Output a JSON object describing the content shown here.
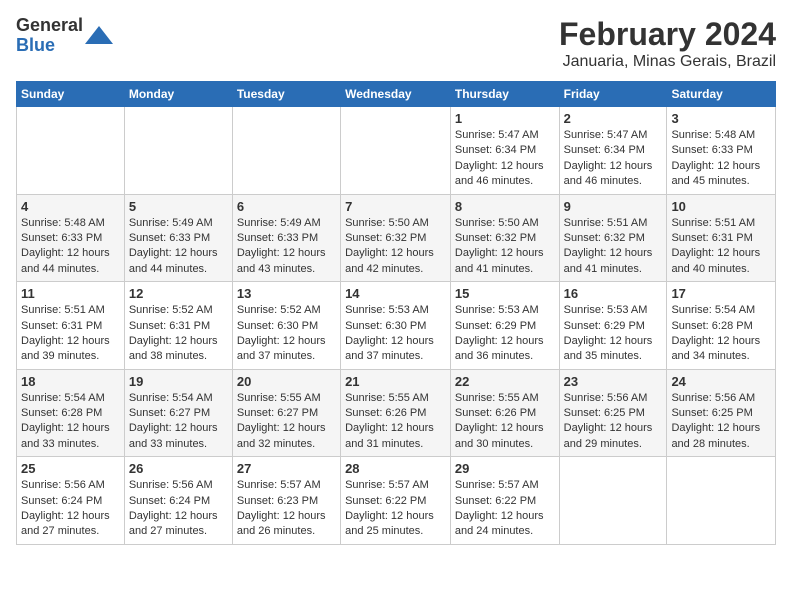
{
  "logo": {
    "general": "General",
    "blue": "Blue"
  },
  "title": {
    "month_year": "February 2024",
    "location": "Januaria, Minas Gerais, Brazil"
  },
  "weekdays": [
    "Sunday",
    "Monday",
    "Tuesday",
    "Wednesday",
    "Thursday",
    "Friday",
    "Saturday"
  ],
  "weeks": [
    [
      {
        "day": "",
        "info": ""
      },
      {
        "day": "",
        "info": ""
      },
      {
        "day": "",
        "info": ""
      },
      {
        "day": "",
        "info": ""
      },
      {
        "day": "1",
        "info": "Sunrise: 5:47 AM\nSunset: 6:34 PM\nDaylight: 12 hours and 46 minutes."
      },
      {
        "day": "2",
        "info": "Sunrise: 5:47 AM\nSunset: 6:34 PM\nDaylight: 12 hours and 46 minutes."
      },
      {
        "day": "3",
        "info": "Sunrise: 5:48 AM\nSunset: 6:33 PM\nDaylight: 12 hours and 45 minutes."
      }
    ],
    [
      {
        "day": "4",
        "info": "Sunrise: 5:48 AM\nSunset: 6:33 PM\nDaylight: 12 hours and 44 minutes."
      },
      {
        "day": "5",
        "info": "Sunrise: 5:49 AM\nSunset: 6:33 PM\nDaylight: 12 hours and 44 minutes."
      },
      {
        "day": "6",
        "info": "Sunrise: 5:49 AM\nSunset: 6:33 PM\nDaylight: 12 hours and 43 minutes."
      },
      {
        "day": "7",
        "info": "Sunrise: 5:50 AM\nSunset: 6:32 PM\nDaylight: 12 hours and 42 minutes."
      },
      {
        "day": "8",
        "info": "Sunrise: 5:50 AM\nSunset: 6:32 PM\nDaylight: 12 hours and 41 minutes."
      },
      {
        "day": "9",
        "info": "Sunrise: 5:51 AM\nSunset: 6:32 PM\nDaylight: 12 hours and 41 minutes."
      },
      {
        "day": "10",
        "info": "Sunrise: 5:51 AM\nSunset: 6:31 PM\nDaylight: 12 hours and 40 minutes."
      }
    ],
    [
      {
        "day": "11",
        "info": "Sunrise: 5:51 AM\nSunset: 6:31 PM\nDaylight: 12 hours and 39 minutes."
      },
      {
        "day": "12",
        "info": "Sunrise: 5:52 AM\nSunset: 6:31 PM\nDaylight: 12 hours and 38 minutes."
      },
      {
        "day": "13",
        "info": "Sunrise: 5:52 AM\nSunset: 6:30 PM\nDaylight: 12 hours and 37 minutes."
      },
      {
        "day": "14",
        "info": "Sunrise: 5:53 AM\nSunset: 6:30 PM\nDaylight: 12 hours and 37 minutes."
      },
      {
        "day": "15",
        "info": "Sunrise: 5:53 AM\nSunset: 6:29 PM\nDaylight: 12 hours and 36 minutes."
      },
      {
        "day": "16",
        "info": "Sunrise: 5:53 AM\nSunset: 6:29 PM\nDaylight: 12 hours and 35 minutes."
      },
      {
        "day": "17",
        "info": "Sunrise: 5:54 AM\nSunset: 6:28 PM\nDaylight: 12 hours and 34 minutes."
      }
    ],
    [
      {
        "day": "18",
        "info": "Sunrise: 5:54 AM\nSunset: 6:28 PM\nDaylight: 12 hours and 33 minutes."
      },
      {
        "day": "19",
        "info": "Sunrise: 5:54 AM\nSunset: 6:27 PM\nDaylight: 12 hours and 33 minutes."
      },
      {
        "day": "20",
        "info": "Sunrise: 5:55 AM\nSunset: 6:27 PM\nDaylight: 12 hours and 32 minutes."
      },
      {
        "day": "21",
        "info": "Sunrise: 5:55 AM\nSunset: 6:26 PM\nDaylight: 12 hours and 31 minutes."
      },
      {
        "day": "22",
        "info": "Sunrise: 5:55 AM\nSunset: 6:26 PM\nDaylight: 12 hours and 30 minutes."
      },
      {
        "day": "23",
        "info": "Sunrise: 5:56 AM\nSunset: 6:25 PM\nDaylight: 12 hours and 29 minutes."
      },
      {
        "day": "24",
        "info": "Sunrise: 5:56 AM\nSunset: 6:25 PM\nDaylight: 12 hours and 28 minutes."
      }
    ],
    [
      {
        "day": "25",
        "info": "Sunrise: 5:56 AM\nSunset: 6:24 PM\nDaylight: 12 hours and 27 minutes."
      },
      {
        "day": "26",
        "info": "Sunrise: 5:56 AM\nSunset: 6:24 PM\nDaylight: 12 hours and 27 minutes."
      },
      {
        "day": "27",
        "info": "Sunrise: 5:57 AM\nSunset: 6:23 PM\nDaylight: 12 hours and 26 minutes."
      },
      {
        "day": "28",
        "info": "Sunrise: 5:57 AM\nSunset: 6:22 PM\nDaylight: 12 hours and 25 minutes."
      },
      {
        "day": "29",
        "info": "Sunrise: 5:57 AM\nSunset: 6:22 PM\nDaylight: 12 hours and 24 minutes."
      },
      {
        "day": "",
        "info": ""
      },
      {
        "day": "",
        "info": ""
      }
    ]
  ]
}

---

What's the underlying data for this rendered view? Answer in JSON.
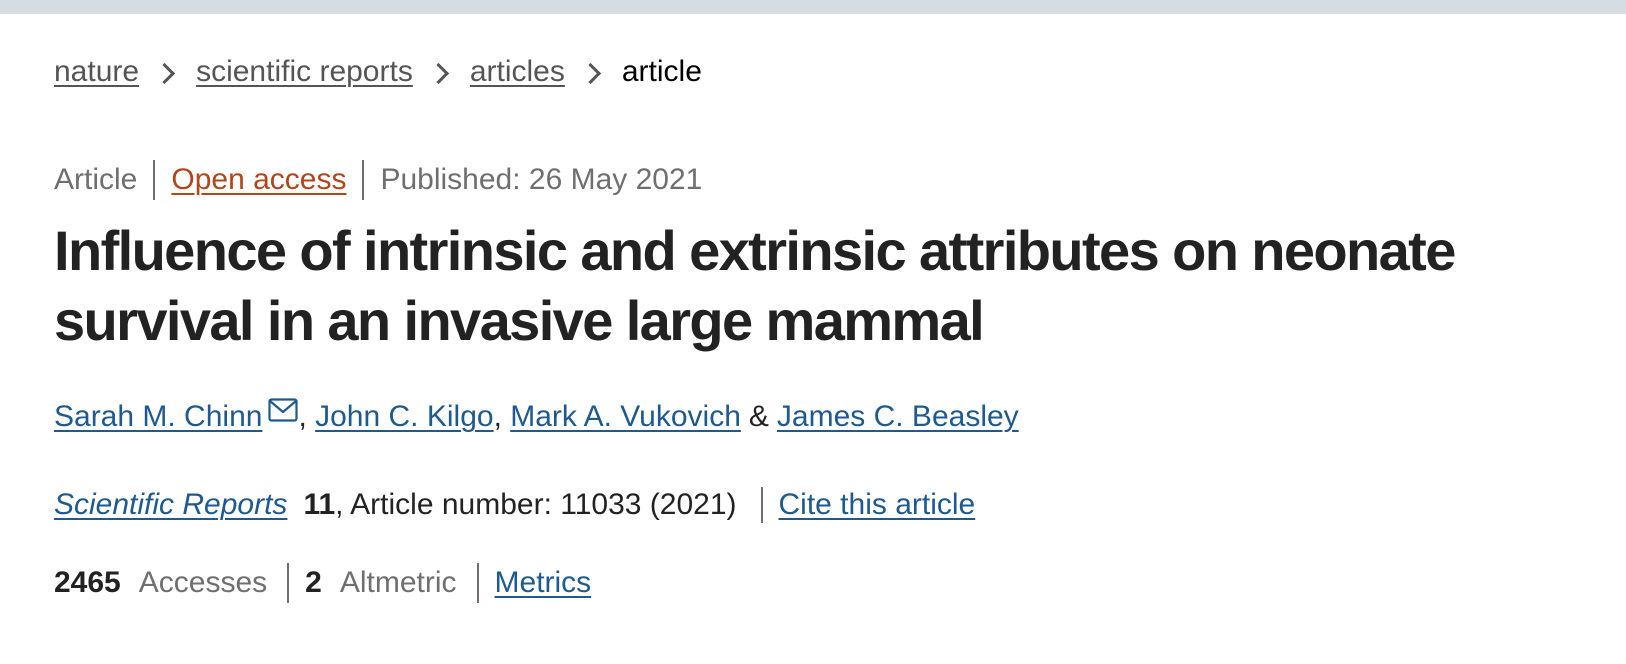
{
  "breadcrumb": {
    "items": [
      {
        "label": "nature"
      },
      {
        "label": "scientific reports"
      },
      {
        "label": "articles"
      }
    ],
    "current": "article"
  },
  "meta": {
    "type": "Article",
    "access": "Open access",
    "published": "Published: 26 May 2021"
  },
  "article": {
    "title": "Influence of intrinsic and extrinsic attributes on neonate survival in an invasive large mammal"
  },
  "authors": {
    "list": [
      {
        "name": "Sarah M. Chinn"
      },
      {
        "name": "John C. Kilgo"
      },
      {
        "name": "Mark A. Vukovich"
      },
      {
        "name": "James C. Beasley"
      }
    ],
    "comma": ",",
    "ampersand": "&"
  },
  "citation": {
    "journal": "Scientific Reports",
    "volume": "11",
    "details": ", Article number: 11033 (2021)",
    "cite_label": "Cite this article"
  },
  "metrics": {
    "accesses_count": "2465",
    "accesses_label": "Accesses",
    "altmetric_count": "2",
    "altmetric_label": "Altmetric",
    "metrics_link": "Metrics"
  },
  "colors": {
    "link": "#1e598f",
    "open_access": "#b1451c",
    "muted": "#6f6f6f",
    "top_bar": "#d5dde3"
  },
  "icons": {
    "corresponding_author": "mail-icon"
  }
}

--

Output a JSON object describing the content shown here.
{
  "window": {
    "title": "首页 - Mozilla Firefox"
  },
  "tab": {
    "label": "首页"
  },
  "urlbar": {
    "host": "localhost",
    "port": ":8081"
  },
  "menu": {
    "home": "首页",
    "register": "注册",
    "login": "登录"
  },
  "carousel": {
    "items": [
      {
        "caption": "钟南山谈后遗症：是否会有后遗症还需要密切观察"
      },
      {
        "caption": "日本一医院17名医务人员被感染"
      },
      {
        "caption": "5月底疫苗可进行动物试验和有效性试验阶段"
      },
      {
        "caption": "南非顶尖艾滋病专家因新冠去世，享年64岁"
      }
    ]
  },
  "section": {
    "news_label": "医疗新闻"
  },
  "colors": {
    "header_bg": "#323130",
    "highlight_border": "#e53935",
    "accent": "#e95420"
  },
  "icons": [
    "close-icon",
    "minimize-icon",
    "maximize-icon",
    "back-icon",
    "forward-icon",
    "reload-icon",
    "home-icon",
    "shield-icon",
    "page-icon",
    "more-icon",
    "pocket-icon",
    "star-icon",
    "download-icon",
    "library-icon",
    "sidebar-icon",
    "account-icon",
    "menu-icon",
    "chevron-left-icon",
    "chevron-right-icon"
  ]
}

Requirements
Extract all lines containing the word "this".

Complete response
What's the underlying data for this rendered view? Answer in JSON.
    "cite_label": "Cite this article"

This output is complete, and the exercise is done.